* Task prompt
Output the data that follows exactly, line for line.

* Exercise material
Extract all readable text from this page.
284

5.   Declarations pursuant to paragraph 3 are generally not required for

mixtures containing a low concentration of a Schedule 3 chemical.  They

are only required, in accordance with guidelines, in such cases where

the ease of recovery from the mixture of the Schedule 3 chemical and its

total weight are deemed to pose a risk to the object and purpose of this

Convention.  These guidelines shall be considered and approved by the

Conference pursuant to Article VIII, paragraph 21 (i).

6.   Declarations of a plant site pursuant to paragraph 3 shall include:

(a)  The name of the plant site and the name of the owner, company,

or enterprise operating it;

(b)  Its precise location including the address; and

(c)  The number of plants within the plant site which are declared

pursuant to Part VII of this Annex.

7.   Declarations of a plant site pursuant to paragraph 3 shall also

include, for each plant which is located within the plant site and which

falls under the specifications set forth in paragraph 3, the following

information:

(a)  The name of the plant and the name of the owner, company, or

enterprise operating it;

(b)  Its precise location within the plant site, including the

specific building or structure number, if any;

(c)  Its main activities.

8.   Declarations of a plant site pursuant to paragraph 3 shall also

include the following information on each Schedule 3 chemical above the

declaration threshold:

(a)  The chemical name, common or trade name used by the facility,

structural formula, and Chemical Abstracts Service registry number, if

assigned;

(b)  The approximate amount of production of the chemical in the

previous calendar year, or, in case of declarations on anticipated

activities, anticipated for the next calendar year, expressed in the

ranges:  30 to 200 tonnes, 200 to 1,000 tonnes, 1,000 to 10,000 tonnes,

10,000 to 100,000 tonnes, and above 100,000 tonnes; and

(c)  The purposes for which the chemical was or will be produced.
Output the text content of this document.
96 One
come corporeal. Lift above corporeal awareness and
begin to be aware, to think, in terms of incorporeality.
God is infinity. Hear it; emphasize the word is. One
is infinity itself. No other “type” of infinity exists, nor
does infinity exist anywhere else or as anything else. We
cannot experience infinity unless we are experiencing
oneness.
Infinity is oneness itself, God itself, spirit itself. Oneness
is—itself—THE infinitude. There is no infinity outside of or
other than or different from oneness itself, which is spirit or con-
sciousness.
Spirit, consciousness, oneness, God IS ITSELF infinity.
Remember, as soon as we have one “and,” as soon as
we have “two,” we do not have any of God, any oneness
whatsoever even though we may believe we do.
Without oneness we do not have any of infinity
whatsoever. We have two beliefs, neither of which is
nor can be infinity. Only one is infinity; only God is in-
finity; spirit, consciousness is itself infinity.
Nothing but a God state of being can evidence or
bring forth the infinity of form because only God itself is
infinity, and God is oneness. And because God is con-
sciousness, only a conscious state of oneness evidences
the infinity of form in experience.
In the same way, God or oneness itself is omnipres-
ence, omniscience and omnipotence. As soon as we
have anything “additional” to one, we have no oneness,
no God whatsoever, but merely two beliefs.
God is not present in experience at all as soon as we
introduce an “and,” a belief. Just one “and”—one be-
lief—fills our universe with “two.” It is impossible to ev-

* Answer to this problem
Extract all readable text from this page.
284

5.   Declarations pursuant to paragraph 3 are generally not required for

mixtures containing a low concentration of a Schedule 3 chemical.  They

are only required, in accordance with guidelines, in such cases where

the ease of recovery from the mixture of the Schedule 3 chemical and its

total weight are deemed to pose a risk to the object and purpose of this

Convention.  These guidelines shall be considered and approved by the

Conference pursuant to Article VIII, paragraph 21 (i).

6.   Declarations of a plant site pursuant to paragraph 3 shall include:

(a)  The name of the plant site and the name of the owner, company,

or enterprise operating it;

(b)  Its precise location including the address; and

(c)  The number of plants within the plant site which are declared

pursuant to Part VII of this Annex.

7.   Declarations of a plant site pursuant to paragraph 3 shall also

include, for each plant which is located within the plant site and which

falls under the specifications set forth in paragraph 3, the following

information:

(a)  The name of the plant and the name of the owner, company, or

enterprise operating it;

(b)  Its precise location within the plant site, including the

specific building or structure number, if any;

(c)  Its main activities.

8.   Declarations of a plant site pursuant to paragraph 3 shall also

include the following information on each Schedule 3 chemical above the

declaration threshold:

(a)  The chemical name, common or trade name used by the facility,

structural formula, and Chemical Abstracts Service registry number, if

assigned;

(b)  The approximate amount of production of the chemical in the

previous calendar year, or, in case of declarations on anticipated

activities, anticipated for the next calendar year, expressed in the

ranges:  30 to 200 tonnes, 200 to 1,000 tonnes, 1,000 to 10,000 tonnes,

10,000 to 100,000 tonnes, and above 100,000 tonnes; and

(c)  The purposes for which the chemical was or will be produced.
Output the text content of this document.
96 One
come corporeal. Lift above corporeal awareness and
begin to be aware, to think, in terms of incorporeality.
God is infinity. Hear it; emphasize the word is. One
is infinity itself. No other “type” of infinity exists, nor
does infinity exist anywhere else or as anything else. We
cannot experience infinity unless we are experiencing
oneness.
Infinity is oneness itself, God itself, spirit itself. Oneness
is—itself—THE infinitude. There is no infinity outside of or
other than or different from oneness itself, which is spirit or con-
sciousness.
Spirit, consciousness, oneness, God IS ITSELF infinity.
Remember, as soon as we have one “and,” as soon as
we have “two,” we do not have any of God, any oneness
whatsoever even though we may believe we do.
Without oneness we do not have any of infinity
whatsoever. We have two beliefs, neither of which is
nor can be infinity. Only one is infinity; only God is in-
finity; spirit, consciousness is itself infinity.
Nothing but a God state of being can evidence or
bring forth the infinity of form because only God itself is
infinity, and God is oneness. And because God is con-
sciousness, only a conscious state of oneness evidences
the infinity of form in experience.
In the same way, God or oneness itself is omnipres-
ence, omniscience and omnipotence. As soon as we
have anything “additional” to one, we have no oneness,
no God whatsoever, but merely two beliefs.
God is not present in experience at all as soon as we
introduce an “and,” a belief. Just one “and”—one be-
lief—fills our universe with “two.” It is impossible to ev-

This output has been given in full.